OBJECTIF DE L'EXERCICE —
Poursuivez l'extrait sur l'amour maternel excessif en reprenant juste après sa dernière phrase.

━━━ EXTRAIT FOURNI ━━━

L'on peut voir le handicap en train de se construire dans la majorité des foyers américains. Voici l'image d'un amour de l'enfant conditionné à l'excès. L'enfant est seul, en train d'associer ses cubes, faisant quelque chose de ses mains et apprenant à contrôler son environnement. La mère entre. Le jeu constructif cesse. L'enfant marche à quatre pattes ou court vers la mère, l'enfant se saisit d'elle, grimpe sur ses genoux et met ses mains autour de son cou. La mère, consentante, caresse son enfant, l'embrasse, le serre dans ses bras. J'ai vu cette scène se poursuivre pendant deux heures de temps. Si la mère, qui a ainsi conditionné son enfant, tente de le poser, le hurlement d'un cœur brisé s'en suit. Les cubes et le reste du monde ont perdu leur pouvoir d'attraction. Si la mère essaie de quitter la pièce ou la maison, le cri d'un cœur brisé plus encore s'en suit. De nombreuses mères souvent s'esquivent de leurs maisons par l'arrière afin d'éviter une séparation pleine de larmes et de pleurs.

━━━ MATÉRIEL FOURNI ━━━

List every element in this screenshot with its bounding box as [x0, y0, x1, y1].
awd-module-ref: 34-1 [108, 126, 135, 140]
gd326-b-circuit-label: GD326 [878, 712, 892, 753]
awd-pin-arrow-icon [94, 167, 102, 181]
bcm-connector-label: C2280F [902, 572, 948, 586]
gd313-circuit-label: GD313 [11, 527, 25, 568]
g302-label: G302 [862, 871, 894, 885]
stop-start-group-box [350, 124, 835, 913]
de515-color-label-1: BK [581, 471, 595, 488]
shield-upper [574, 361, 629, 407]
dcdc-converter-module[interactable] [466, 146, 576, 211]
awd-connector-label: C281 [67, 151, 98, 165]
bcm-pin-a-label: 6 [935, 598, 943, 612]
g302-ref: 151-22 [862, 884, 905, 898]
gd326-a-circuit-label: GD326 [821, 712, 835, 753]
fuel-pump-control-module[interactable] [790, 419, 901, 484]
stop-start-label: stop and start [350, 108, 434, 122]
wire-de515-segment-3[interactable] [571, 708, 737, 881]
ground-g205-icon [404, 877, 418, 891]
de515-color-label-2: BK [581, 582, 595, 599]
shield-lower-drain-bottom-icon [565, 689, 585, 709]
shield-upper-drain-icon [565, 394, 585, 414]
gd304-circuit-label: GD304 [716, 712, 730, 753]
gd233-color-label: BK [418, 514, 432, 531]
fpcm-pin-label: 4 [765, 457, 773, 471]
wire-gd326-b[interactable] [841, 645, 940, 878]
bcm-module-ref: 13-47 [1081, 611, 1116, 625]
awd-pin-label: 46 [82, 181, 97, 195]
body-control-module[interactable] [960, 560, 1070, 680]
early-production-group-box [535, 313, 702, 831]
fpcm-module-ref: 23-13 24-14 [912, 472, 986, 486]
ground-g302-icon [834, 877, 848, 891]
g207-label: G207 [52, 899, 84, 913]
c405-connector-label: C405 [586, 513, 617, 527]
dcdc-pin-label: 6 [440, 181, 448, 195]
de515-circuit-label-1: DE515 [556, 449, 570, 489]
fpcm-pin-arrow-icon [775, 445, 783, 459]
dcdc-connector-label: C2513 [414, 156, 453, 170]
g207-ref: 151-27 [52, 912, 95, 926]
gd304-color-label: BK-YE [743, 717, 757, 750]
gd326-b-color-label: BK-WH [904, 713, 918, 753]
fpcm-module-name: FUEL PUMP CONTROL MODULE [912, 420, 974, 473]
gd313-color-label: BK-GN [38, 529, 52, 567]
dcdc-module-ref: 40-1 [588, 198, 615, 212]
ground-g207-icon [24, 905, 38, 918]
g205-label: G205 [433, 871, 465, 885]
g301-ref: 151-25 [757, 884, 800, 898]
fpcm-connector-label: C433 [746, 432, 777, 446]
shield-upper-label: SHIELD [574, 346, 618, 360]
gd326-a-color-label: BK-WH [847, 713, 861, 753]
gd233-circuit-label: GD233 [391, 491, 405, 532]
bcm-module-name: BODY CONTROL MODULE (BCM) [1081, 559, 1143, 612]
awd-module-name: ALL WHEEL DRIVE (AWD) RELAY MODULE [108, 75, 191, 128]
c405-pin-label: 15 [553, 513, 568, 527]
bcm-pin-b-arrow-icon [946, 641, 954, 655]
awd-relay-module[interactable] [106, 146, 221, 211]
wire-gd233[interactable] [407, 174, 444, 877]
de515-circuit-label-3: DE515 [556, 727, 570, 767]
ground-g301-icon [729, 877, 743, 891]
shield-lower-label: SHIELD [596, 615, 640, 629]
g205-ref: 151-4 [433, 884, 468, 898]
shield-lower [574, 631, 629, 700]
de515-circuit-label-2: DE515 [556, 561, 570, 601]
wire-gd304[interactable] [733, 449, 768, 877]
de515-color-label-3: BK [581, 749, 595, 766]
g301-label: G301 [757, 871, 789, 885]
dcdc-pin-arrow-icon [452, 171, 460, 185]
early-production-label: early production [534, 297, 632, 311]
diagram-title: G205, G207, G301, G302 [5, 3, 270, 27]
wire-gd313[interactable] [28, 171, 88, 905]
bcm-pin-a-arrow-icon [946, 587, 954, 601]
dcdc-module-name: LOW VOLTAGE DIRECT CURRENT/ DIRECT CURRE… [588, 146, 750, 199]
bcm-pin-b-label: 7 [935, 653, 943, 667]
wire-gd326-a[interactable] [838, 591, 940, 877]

━━━

RÉPONSE À LA CONSIGNE —
Désormais l'amour par conditionnement excessif est de règle. Faites le test en comptant le nombre de fois où votre enfant geint et hurle « Mère ». Partout dans la maison, tout le long du jour, l'enfant de deux ans et celui de quatre ans geint : « Maman, Maman », « Mère ». Désormais, ces réponses d'amour que la mère ou le père bâtissent par conditionnement excessif, en dépit de ce que peuvent dire le poète et le romancier, ne sont pas constructives. Ils ne se battent pas beaucoup pour leur enfant. Ils ne l'aident pas à dépasser les difficultés qu'il peut rencontrer dans son environnement. Par conséquent, tout le temps que l'on passe à la caresse et au dorlotement – et j'ai vu presque toutes les heures d'éveil de l'enfant consacré à cela – tout ce temps, l'on en dépouille l'enfant de celui qui devrait être consacré à la manipulation de son univers, à l'acquisition d'une habileté à utiliser ses doigts, ses mains, ses bras. Il doit avoir du temps pour démonter et remonter son univers. Même selon ce point de vue – qui consiste à dérober à l'enfant les occasions de conquérir le monde –, le dorlotement est une dangereuse expérience.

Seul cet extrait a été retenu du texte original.